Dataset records

--- --- ---

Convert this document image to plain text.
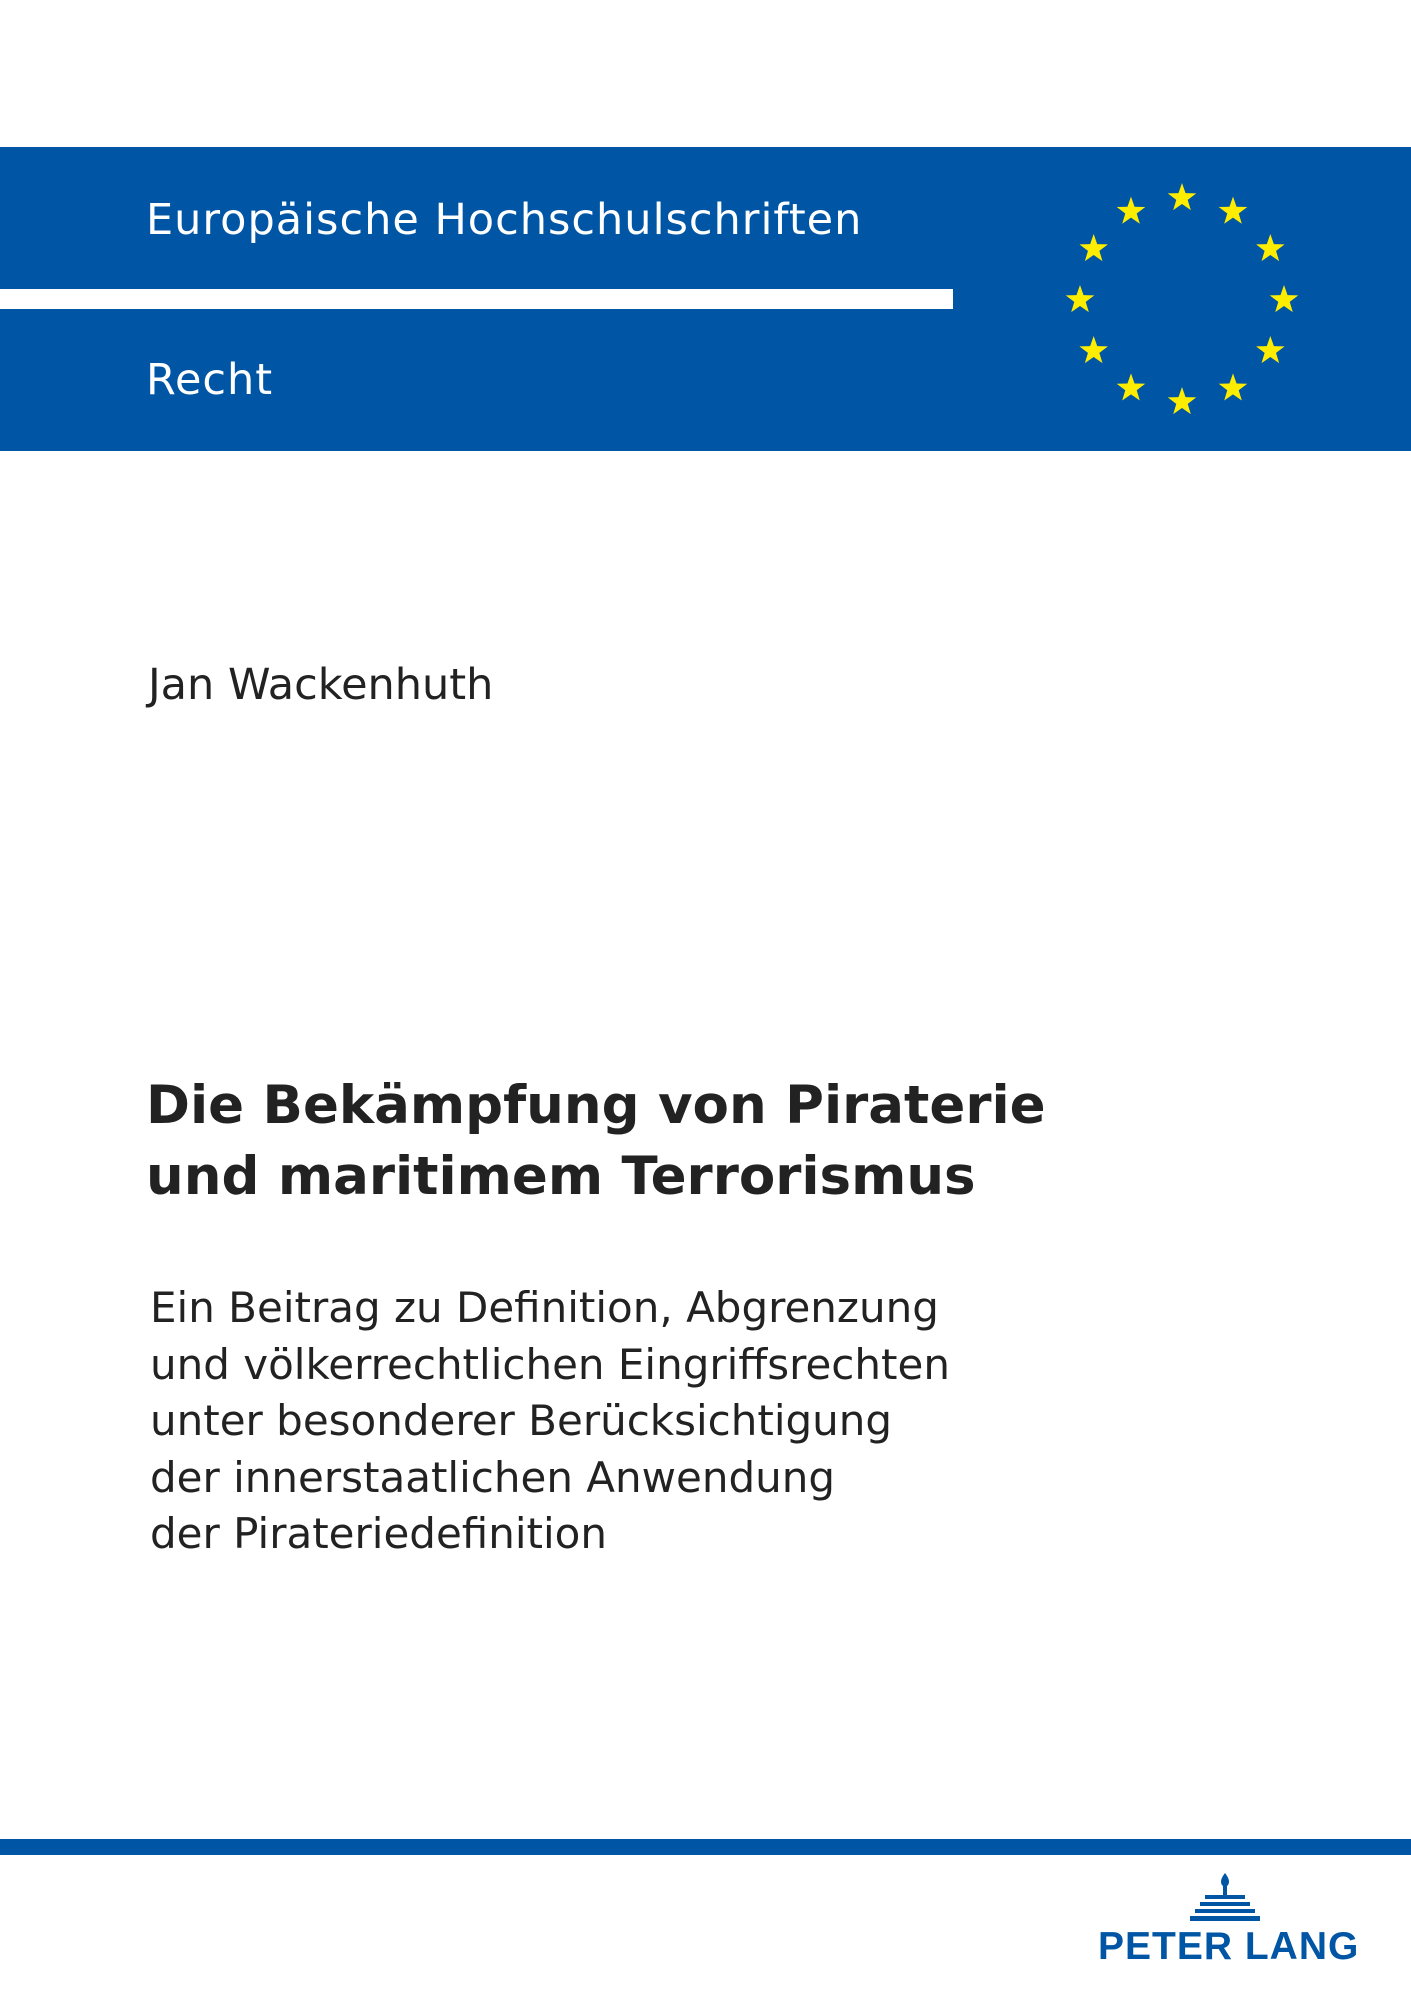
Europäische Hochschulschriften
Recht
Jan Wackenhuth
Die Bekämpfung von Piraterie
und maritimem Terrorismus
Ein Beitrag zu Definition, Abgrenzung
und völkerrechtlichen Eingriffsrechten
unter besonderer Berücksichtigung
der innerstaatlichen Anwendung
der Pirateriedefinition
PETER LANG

--- --- ---

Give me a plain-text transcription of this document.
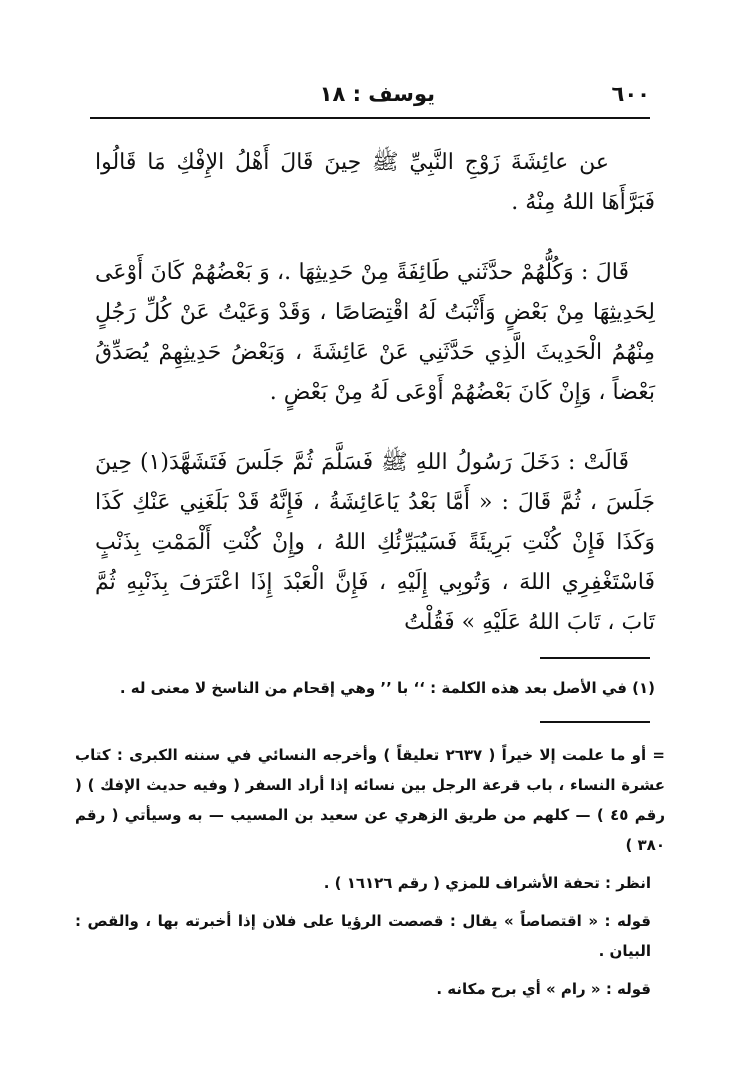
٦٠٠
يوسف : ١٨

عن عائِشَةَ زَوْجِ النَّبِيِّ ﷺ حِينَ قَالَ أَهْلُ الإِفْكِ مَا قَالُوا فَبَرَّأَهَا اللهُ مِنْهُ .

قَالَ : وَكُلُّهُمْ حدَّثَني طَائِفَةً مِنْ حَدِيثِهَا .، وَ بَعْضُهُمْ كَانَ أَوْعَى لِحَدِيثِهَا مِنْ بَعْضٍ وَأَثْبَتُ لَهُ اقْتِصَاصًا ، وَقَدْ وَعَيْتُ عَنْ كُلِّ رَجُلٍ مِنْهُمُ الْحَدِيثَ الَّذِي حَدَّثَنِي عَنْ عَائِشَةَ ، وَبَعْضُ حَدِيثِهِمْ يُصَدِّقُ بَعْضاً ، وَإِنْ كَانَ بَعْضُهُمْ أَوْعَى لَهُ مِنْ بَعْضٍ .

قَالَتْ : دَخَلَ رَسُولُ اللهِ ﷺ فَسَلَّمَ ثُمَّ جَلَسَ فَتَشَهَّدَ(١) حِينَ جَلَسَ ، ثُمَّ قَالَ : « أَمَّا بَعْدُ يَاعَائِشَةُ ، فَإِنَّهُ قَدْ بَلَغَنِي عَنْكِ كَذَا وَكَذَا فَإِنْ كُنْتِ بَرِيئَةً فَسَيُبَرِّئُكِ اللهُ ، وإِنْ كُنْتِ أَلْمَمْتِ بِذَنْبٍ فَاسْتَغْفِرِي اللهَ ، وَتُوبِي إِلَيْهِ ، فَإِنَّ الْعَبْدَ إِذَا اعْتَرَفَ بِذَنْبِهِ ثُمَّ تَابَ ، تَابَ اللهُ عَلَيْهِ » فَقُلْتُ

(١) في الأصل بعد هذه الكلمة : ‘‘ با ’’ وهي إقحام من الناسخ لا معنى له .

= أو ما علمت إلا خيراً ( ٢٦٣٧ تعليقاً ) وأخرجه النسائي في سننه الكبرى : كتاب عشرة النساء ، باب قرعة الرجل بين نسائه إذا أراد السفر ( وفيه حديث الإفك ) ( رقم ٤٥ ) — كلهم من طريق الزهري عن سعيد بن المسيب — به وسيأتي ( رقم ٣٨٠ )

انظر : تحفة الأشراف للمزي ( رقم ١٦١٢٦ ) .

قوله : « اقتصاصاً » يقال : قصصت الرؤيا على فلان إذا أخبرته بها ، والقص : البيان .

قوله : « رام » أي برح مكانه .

--- --- ---

## Written task
Some lines of the data may hold the word "document". Say how many do, with nothing else.

## Answer to the exercise
2